● What the task asks: Scan the data below and pick out the lines containing the word "Global".

● Stored data:
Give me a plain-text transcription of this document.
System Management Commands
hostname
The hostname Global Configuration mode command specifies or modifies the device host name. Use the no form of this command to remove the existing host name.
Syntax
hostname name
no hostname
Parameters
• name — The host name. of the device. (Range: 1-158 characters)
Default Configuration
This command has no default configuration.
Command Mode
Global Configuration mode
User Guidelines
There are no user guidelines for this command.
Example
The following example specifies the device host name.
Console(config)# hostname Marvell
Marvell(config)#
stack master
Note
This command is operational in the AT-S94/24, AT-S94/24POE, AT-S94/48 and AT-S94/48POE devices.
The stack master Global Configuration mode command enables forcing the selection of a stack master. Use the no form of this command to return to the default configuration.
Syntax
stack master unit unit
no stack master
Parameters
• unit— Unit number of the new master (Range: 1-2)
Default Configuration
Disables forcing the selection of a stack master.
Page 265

● Solved problem:
The hostname Global Configuration mode command specifies or modifies the device host name. Use the no form of this command to remove the existing host name.
Global Configuration mode
The stack master Global Configuration mode command enables forcing the selection of a stack master. Use the no form of this command to return to the default configuration.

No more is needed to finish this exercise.